_How to complete this task:_ Below are some lines of data. Return all of them as they are.

_Material for this task:_

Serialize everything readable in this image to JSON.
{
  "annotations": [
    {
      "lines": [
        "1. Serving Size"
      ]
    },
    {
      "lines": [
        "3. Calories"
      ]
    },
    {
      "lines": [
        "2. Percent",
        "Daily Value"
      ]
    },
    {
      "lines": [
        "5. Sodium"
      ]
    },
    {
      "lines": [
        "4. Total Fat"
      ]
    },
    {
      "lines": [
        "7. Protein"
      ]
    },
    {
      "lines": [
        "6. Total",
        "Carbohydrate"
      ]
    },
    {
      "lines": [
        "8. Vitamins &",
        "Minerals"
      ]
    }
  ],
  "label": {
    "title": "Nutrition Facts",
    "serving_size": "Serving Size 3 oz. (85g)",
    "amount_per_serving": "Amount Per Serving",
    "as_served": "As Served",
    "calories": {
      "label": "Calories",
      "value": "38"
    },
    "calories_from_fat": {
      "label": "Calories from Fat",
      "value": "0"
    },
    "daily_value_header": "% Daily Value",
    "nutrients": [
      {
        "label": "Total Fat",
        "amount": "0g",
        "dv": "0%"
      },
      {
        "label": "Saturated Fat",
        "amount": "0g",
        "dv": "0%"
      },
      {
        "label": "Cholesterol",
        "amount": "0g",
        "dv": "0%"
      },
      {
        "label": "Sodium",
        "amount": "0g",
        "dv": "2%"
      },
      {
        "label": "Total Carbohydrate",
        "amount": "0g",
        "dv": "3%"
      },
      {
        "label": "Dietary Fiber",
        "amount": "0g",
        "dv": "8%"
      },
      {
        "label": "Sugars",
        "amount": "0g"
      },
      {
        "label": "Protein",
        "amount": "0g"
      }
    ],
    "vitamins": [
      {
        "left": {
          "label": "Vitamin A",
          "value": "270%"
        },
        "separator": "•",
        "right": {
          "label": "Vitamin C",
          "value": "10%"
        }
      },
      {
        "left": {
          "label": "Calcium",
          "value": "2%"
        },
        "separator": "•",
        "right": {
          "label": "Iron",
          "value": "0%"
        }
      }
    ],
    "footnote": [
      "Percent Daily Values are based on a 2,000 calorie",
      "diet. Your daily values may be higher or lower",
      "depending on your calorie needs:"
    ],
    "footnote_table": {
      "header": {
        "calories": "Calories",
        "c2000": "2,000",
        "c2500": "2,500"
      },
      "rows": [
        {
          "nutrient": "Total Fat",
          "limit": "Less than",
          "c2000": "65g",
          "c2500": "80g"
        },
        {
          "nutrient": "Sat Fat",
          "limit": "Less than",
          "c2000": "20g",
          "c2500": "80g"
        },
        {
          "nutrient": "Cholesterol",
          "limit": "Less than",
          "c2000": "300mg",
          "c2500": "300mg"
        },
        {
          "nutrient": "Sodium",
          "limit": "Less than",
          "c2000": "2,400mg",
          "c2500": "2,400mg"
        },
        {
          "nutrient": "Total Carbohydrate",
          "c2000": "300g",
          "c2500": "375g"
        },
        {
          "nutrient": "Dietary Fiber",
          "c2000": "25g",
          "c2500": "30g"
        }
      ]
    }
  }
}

_Reply to the exercise:_
Serialize everything readable in this image to JSON.
{
  "annotations": [
    {
      "lines": [
        "1. Serving Size"
      ]
    },
    {
      "lines": [
        "3. Calories"
      ]
    },
    {
      "lines": [
        "2. Percent",
        "Daily Value"
      ]
    },
    {
      "lines": [
        "5. Sodium"
      ]
    },
    {
      "lines": [
        "4. Total Fat"
      ]
    },
    {
      "lines": [
        "7. Protein"
      ]
    },
    {
      "lines": [
        "6. Total",
        "Carbohydrate"
      ]
    },
    {
      "lines": [
        "8. Vitamins &",
        "Minerals"
      ]
    }
  ],
  "label": {
    "title": "Nutrition Facts",
    "serving_size": "Serving Size 3 oz. (85g)",
    "amount_per_serving": "Amount Per Serving",
    "as_served": "As Served",
    "calories": {
      "label": "Calories",
      "value": "38"
    },
    "calories_from_fat": {
      "label": "Calories from Fat",
      "value": "0"
    },
    "daily_value_header": "% Daily Value",
    "nutrients": [
      {
        "label": "Total Fat",
        "amount": "0g",
        "dv": "0%"
      },
      {
        "label": "Saturated Fat",
        "amount": "0g",
        "dv": "0%"
      },
      {
        "label": "Cholesterol",
        "amount": "0g",
        "dv": "0%"
      },
      {
        "label": "Sodium",
        "amount": "0g",
        "dv": "2%"
      },
      {
        "label": "Total Carbohydrate",
        "amount": "0g",
        "dv": "3%"
      },
      {
        "label": "Dietary Fiber",
        "amount": "0g",
        "dv": "8%"
      },
      {
        "label": "Sugars",
        "amount": "0g"
      },
      {
        "label": "Protein",
        "amount": "0g"
      }
    ],
    "vitamins": [
      {
        "left": {
          "label": "Vitamin A",
          "value": "270%"
        },
        "separator": "•",
        "right": {
          "label": "Vitamin C",
          "value": "10%"
        }
      },
      {
        "left": {
          "label": "Calcium",
          "value": "2%"
        },
        "separator": "•",
        "right": {
          "label": "Iron",
          "value": "0%"
        }
      }
    ],
    "footnote": [
      "Percent Daily Values are based on a 2,000 calorie",
      "diet. Your daily values may be higher or lower",
      "depending on your calorie needs:"
    ],
    "footnote_table": {
      "header": {
        "calories": "Calories",
        "c2000": "2,000",
        "c2500": "2,500"
      },
      "rows": [
        {
          "nutrient": "Total Fat",
          "limit": "Less than",
          "c2000": "65g",
          "c2500": "80g"
        },
        {
          "nutrient": "Sat Fat",
          "limit": "Less than",
          "c2000": "20g",
          "c2500": "80g"
        },
        {
          "nutrient": "Cholesterol",
          "limit": "Less than",
          "c2000": "300mg",
          "c2500": "300mg"
        },
        {
          "nutrient": "Sodium",
          "limit": "Less than",
          "c2000": "2,400mg",
          "c2500": "2,400mg"
        },
        {
          "nutrient": "Total Carbohydrate",
          "c2000": "300g",
          "c2500": "375g"
        },
        {
          "nutrient": "Dietary Fiber",
          "c2000": "25g",
          "c2500": "30g"
        }
      ]
    }
  }
}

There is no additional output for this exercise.